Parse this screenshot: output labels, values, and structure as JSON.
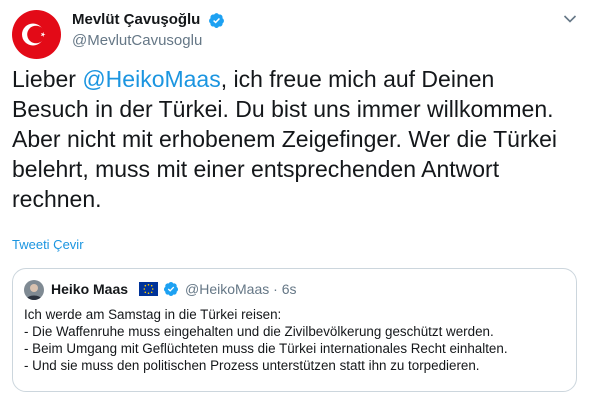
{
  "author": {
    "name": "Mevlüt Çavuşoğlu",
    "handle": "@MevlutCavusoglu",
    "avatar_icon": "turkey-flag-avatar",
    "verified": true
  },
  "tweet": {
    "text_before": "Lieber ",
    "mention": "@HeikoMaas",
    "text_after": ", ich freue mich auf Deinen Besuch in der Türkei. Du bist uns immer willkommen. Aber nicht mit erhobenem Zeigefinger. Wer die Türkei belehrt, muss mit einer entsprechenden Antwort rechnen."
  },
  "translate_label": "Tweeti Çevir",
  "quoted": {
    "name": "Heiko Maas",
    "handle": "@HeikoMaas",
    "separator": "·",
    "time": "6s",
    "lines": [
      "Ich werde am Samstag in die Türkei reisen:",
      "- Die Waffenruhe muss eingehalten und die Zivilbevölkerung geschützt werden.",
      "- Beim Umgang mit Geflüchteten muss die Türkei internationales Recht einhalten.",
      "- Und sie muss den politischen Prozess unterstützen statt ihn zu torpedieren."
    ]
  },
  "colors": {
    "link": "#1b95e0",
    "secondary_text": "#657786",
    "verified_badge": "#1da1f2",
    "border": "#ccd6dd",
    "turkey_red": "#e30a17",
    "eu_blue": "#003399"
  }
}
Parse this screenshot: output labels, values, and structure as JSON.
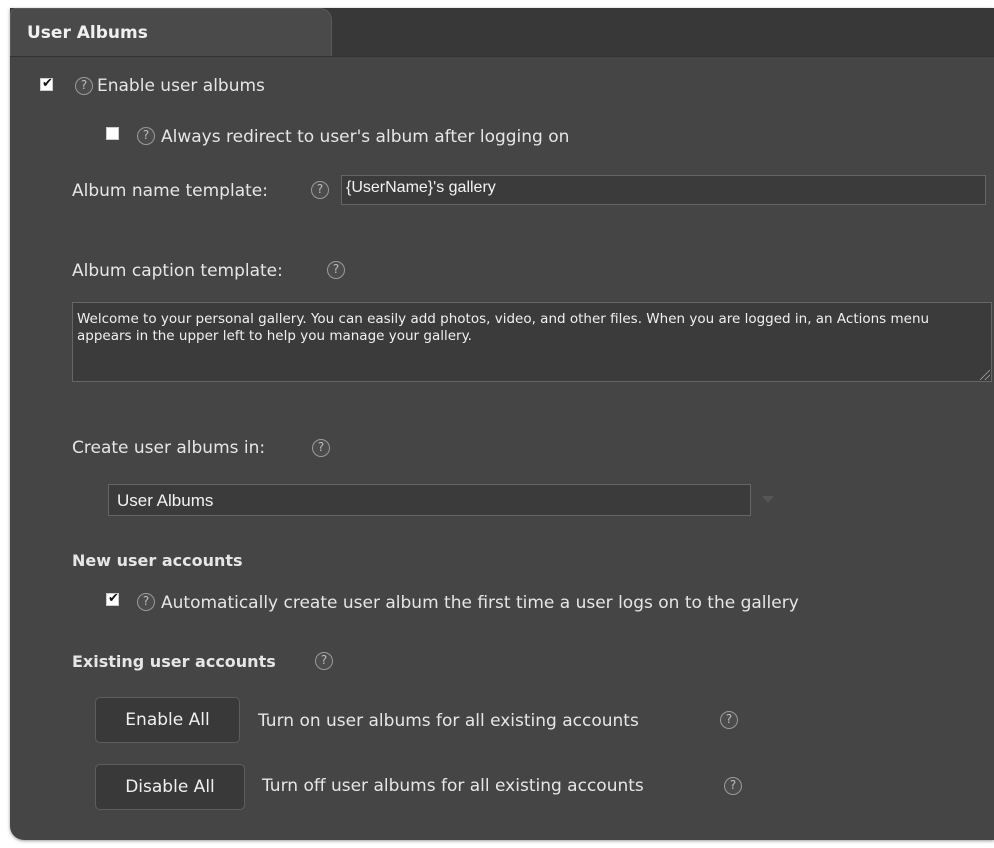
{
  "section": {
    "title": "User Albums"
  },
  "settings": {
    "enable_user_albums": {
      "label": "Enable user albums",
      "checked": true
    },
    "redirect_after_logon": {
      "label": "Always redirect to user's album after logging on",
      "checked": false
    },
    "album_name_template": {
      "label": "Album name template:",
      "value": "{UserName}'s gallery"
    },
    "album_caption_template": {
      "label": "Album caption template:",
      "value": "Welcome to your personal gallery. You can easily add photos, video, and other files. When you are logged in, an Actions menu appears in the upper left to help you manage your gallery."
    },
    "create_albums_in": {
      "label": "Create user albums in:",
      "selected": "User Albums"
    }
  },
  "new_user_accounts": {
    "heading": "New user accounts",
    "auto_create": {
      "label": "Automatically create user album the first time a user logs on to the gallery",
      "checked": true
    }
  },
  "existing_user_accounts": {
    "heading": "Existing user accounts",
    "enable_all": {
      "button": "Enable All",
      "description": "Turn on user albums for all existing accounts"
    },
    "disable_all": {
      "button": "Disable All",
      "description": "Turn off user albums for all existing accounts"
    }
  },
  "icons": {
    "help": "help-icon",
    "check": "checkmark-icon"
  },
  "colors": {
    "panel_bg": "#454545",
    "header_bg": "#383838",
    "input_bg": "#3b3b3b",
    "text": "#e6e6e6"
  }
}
◆ ◆ ◆ ◆ ◆ ◆ ◆
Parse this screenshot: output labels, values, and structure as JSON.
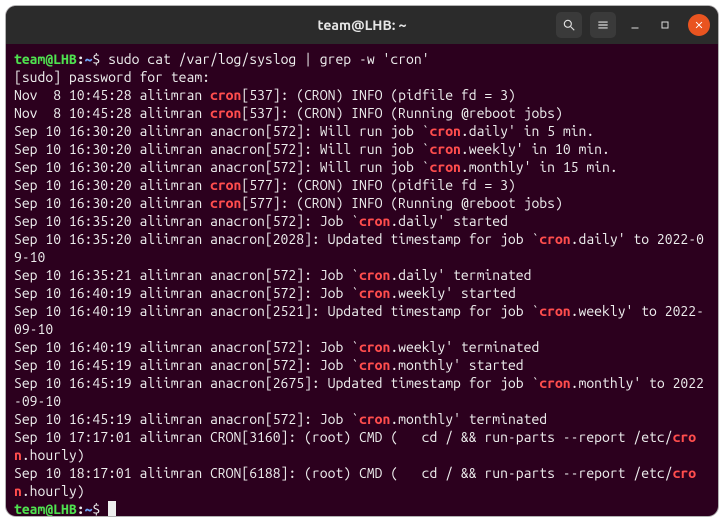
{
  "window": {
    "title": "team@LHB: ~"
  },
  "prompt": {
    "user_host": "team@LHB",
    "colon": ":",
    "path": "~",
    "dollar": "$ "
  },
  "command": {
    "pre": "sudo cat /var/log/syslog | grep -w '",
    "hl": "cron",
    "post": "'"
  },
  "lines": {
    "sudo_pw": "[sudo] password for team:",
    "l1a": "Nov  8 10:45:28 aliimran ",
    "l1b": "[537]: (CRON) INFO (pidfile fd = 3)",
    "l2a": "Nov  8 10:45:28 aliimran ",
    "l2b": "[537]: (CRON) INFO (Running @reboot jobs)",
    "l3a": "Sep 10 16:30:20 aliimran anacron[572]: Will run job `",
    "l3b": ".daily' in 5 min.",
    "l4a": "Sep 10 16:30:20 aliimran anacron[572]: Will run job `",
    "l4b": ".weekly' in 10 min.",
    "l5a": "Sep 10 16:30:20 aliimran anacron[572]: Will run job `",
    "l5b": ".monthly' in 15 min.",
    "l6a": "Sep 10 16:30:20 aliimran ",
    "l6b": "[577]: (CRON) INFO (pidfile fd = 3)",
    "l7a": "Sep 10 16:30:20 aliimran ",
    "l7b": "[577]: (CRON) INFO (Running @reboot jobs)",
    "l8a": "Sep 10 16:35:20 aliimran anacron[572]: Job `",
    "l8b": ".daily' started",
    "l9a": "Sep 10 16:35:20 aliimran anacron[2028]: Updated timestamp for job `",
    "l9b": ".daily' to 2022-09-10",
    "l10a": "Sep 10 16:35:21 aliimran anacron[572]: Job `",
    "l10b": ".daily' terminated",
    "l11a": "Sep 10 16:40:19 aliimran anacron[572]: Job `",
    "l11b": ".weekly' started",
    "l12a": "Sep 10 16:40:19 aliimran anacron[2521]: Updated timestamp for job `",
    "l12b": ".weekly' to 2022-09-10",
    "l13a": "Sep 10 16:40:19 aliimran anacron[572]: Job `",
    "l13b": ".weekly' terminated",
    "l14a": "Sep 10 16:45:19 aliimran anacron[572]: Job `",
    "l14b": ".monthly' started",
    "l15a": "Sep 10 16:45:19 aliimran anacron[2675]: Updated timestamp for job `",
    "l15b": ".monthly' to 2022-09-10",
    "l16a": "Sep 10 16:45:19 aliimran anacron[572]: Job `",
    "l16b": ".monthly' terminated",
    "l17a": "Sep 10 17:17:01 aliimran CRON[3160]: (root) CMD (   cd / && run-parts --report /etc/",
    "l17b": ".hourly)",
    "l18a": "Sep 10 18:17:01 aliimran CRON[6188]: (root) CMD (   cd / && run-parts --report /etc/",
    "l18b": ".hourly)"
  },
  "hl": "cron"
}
◆ ◆ ◆ ◆ ◆ ◆ ◆
Problem to work on ▸ Where a line in the material contains "help", copy that line.

Solution for this problem ▸
      "value": "Welcome to your personal gallery. You can easily add photos, video, and other files. When you are logged in, an Actions menu appears in the upper left to help you manage your gallery."
    "help": "help-icon",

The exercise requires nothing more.